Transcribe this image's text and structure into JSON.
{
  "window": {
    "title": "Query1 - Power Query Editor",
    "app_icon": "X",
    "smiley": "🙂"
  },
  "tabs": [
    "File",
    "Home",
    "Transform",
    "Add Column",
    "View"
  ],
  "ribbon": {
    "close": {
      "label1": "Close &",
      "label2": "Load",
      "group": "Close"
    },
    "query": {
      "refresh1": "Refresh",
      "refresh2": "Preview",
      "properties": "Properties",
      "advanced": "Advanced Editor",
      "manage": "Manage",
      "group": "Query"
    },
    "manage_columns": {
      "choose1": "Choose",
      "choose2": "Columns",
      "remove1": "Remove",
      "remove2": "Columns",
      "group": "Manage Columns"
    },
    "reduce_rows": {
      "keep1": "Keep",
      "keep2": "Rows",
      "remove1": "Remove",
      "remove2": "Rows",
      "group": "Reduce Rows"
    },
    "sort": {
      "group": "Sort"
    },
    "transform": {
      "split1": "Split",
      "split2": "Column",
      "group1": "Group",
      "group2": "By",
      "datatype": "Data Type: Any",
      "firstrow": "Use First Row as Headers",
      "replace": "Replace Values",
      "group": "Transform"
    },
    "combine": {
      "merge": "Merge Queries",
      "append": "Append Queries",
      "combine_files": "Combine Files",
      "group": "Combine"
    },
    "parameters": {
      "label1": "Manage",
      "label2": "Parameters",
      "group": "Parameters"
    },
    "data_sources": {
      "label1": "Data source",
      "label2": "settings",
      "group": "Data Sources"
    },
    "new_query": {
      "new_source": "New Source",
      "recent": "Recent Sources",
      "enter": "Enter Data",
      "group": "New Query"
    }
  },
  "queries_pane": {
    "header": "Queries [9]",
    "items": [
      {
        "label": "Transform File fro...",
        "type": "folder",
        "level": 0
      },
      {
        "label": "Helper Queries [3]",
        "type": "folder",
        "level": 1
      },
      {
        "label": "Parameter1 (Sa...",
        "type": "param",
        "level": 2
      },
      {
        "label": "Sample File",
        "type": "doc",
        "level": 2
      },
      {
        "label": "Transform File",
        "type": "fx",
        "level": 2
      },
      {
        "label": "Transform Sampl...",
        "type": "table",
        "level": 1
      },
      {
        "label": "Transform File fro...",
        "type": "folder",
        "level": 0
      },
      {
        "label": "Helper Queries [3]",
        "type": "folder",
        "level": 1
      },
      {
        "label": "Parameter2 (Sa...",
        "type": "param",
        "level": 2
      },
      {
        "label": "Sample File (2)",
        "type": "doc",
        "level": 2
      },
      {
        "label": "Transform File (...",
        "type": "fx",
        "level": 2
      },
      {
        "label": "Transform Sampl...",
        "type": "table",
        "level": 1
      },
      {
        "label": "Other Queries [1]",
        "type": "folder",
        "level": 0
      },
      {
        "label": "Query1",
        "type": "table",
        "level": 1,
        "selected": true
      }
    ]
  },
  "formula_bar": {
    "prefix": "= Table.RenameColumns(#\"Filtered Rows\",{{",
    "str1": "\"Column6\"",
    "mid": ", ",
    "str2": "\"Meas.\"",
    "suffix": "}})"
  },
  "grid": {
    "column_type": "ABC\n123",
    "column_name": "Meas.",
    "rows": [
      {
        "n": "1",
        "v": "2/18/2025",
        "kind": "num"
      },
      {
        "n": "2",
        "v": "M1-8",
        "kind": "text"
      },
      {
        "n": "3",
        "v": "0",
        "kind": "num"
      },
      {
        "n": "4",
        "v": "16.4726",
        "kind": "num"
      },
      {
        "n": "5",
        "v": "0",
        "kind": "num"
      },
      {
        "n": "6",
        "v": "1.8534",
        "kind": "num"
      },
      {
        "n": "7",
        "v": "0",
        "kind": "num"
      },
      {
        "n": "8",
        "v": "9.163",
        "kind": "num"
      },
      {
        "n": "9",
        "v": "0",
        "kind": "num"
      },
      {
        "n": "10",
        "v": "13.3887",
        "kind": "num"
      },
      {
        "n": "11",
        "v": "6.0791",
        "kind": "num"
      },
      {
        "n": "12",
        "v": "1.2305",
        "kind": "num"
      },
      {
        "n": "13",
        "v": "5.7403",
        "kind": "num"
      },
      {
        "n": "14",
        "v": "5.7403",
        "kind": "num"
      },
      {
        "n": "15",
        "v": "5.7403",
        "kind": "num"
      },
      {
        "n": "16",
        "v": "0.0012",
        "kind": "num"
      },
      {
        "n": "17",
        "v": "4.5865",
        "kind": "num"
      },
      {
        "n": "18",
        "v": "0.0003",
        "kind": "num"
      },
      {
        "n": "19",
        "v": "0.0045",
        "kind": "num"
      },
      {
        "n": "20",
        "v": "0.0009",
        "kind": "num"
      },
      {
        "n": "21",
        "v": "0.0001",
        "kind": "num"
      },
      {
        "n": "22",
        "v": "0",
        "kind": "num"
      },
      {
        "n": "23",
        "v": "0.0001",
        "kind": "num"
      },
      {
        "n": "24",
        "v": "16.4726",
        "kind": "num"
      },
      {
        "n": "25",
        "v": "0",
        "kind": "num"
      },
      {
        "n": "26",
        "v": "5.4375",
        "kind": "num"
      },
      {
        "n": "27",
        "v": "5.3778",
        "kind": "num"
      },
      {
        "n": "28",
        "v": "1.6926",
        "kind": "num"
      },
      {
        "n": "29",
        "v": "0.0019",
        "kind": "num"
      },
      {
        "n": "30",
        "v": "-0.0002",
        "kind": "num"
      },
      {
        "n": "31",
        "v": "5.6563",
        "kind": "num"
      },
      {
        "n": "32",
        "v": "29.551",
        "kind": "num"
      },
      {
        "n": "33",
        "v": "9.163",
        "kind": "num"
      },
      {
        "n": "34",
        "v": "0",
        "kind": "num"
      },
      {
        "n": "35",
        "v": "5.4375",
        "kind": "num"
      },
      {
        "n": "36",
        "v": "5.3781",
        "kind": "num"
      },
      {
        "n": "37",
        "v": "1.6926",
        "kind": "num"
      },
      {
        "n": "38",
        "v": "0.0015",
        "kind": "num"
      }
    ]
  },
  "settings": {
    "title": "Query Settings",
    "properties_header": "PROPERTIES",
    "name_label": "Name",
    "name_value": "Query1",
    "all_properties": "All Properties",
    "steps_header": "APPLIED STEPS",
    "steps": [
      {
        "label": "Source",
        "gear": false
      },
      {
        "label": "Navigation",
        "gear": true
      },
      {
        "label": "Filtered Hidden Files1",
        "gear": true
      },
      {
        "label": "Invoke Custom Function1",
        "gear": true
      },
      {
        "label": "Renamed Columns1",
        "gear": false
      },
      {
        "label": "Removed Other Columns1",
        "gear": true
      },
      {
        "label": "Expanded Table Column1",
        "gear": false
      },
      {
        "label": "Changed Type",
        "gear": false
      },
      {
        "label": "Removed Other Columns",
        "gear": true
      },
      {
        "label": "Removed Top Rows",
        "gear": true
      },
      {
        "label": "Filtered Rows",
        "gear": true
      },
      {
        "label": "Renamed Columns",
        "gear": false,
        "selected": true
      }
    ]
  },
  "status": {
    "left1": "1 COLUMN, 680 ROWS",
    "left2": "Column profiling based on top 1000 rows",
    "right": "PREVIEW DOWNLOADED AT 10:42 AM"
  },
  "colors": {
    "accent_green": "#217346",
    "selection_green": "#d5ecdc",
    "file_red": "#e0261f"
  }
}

------------------------------------------------

§ WRITTEN INSTRUCTION
Reproduce the material exactly, with every line intact.

§ EXERCISE RESPONSE
Transcribe this image's text and structure into JSON.
{
  "window": {
    "title": "Query1 - Power Query Editor",
    "app_icon": "X",
    "smiley": "🙂"
  },
  "tabs": [
    "File",
    "Home",
    "Transform",
    "Add Column",
    "View"
  ],
  "ribbon": {
    "close": {
      "label1": "Close &",
      "label2": "Load",
      "group": "Close"
    },
    "query": {
      "refresh1": "Refresh",
      "refresh2": "Preview",
      "properties": "Properties",
      "advanced": "Advanced Editor",
      "manage": "Manage",
      "group": "Query"
    },
    "manage_columns": {
      "choose1": "Choose",
      "choose2": "Columns",
      "remove1": "Remove",
      "remove2": "Columns",
      "group": "Manage Columns"
    },
    "reduce_rows": {
      "keep1": "Keep",
      "keep2": "Rows",
      "remove1": "Remove",
      "remove2": "Rows",
      "group": "Reduce Rows"
    },
    "sort": {
      "group": "Sort"
    },
    "transform": {
      "split1": "Split",
      "split2": "Column",
      "group1": "Group",
      "group2": "By",
      "datatype": "Data Type: Any",
      "firstrow": "Use First Row as Headers",
      "replace": "Replace Values",
      "group": "Transform"
    },
    "combine": {
      "merge": "Merge Queries",
      "append": "Append Queries",
      "combine_files": "Combine Files",
      "group": "Combine"
    },
    "parameters": {
      "label1": "Manage",
      "label2": "Parameters",
      "group": "Parameters"
    },
    "data_sources": {
      "label1": "Data source",
      "label2": "settings",
      "group": "Data Sources"
    },
    "new_query": {
      "new_source": "New Source",
      "recent": "Recent Sources",
      "enter": "Enter Data",
      "group": "New Query"
    }
  },
  "queries_pane": {
    "header": "Queries [9]",
    "items": [
      {
        "label": "Transform File fro...",
        "type": "folder",
        "level": 0
      },
      {
        "label": "Helper Queries [3]",
        "type": "folder",
        "level": 1
      },
      {
        "label": "Parameter1 (Sa...",
        "type": "param",
        "level": 2
      },
      {
        "label": "Sample File",
        "type": "doc",
        "level": 2
      },
      {
        "label": "Transform File",
        "type": "fx",
        "level": 2
      },
      {
        "label": "Transform Sampl...",
        "type": "table",
        "level": 1
      },
      {
        "label": "Transform File fro...",
        "type": "folder",
        "level": 0
      },
      {
        "label": "Helper Queries [3]",
        "type": "folder",
        "level": 1
      },
      {
        "label": "Parameter2 (Sa...",
        "type": "param",
        "level": 2
      },
      {
        "label": "Sample File (2)",
        "type": "doc",
        "level": 2
      },
      {
        "label": "Transform File (...",
        "type": "fx",
        "level": 2
      },
      {
        "label": "Transform Sampl...",
        "type": "table",
        "level": 1
      },
      {
        "label": "Other Queries [1]",
        "type": "folder",
        "level": 0
      },
      {
        "label": "Query1",
        "type": "table",
        "level": 1,
        "selected": true
      }
    ]
  },
  "formula_bar": {
    "prefix": "= Table.RenameColumns(#\"Filtered Rows\",{{",
    "str1": "\"Column6\"",
    "mid": ", ",
    "str2": "\"Meas.\"",
    "suffix": "}})"
  },
  "grid": {
    "column_type": "ABC\n123",
    "column_name": "Meas.",
    "rows": [
      {
        "n": "1",
        "v": "2/18/2025",
        "kind": "num"
      },
      {
        "n": "2",
        "v": "M1-8",
        "kind": "text"
      },
      {
        "n": "3",
        "v": "0",
        "kind": "num"
      },
      {
        "n": "4",
        "v": "16.4726",
        "kind": "num"
      },
      {
        "n": "5",
        "v": "0",
        "kind": "num"
      },
      {
        "n": "6",
        "v": "1.8534",
        "kind": "num"
      },
      {
        "n": "7",
        "v": "0",
        "kind": "num"
      },
      {
        "n": "8",
        "v": "9.163",
        "kind": "num"
      },
      {
        "n": "9",
        "v": "0",
        "kind": "num"
      },
      {
        "n": "10",
        "v": "13.3887",
        "kind": "num"
      },
      {
        "n": "11",
        "v": "6.0791",
        "kind": "num"
      },
      {
        "n": "12",
        "v": "1.2305",
        "kind": "num"
      },
      {
        "n": "13",
        "v": "5.7403",
        "kind": "num"
      },
      {
        "n": "14",
        "v": "5.7403",
        "kind": "num"
      },
      {
        "n": "15",
        "v": "5.7403",
        "kind": "num"
      },
      {
        "n": "16",
        "v": "0.0012",
        "kind": "num"
      },
      {
        "n": "17",
        "v": "4.5865",
        "kind": "num"
      },
      {
        "n": "18",
        "v": "0.0003",
        "kind": "num"
      },
      {
        "n": "19",
        "v": "0.0045",
        "kind": "num"
      },
      {
        "n": "20",
        "v": "0.0009",
        "kind": "num"
      },
      {
        "n": "21",
        "v": "0.0001",
        "kind": "num"
      },
      {
        "n": "22",
        "v": "0",
        "kind": "num"
      },
      {
        "n": "23",
        "v": "0.0001",
        "kind": "num"
      },
      {
        "n": "24",
        "v": "16.4726",
        "kind": "num"
      },
      {
        "n": "25",
        "v": "0",
        "kind": "num"
      },
      {
        "n": "26",
        "v": "5.4375",
        "kind": "num"
      },
      {
        "n": "27",
        "v": "5.3778",
        "kind": "num"
      },
      {
        "n": "28",
        "v": "1.6926",
        "kind": "num"
      },
      {
        "n": "29",
        "v": "0.0019",
        "kind": "num"
      },
      {
        "n": "30",
        "v": "-0.0002",
        "kind": "num"
      },
      {
        "n": "31",
        "v": "5.6563",
        "kind": "num"
      },
      {
        "n": "32",
        "v": "29.551",
        "kind": "num"
      },
      {
        "n": "33",
        "v": "9.163",
        "kind": "num"
      },
      {
        "n": "34",
        "v": "0",
        "kind": "num"
      },
      {
        "n": "35",
        "v": "5.4375",
        "kind": "num"
      },
      {
        "n": "36",
        "v": "5.3781",
        "kind": "num"
      },
      {
        "n": "37",
        "v": "1.6926",
        "kind": "num"
      },
      {
        "n": "38",
        "v": "0.0015",
        "kind": "num"
      }
    ]
  },
  "settings": {
    "title": "Query Settings",
    "properties_header": "PROPERTIES",
    "name_label": "Name",
    "name_value": "Query1",
    "all_properties": "All Properties",
    "steps_header": "APPLIED STEPS",
    "steps": [
      {
        "label": "Source",
        "gear": false
      },
      {
        "label": "Navigation",
        "gear": true
      },
      {
        "label": "Filtered Hidden Files1",
        "gear": true
      },
      {
        "label": "Invoke Custom Function1",
        "gear": true
      },
      {
        "label": "Renamed Columns1",
        "gear": false
      },
      {
        "label": "Removed Other Columns1",
        "gear": true
      },
      {
        "label": "Expanded Table Column1",
        "gear": false
      },
      {
        "label": "Changed Type",
        "gear": false
      },
      {
        "label": "Removed Other Columns",
        "gear": true
      },
      {
        "label": "Removed Top Rows",
        "gear": true
      },
      {
        "label": "Filtered Rows",
        "gear": true
      },
      {
        "label": "Renamed Columns",
        "gear": false,
        "selected": true
      }
    ]
  },
  "status": {
    "left1": "1 COLUMN, 680 ROWS",
    "left2": "Column profiling based on top 1000 rows",
    "right": "PREVIEW DOWNLOADED AT 10:42 AM"
  },
  "colors": {
    "accent_green": "#217346",
    "selection_green": "#d5ecdc",
    "file_red": "#e0261f"
  }
}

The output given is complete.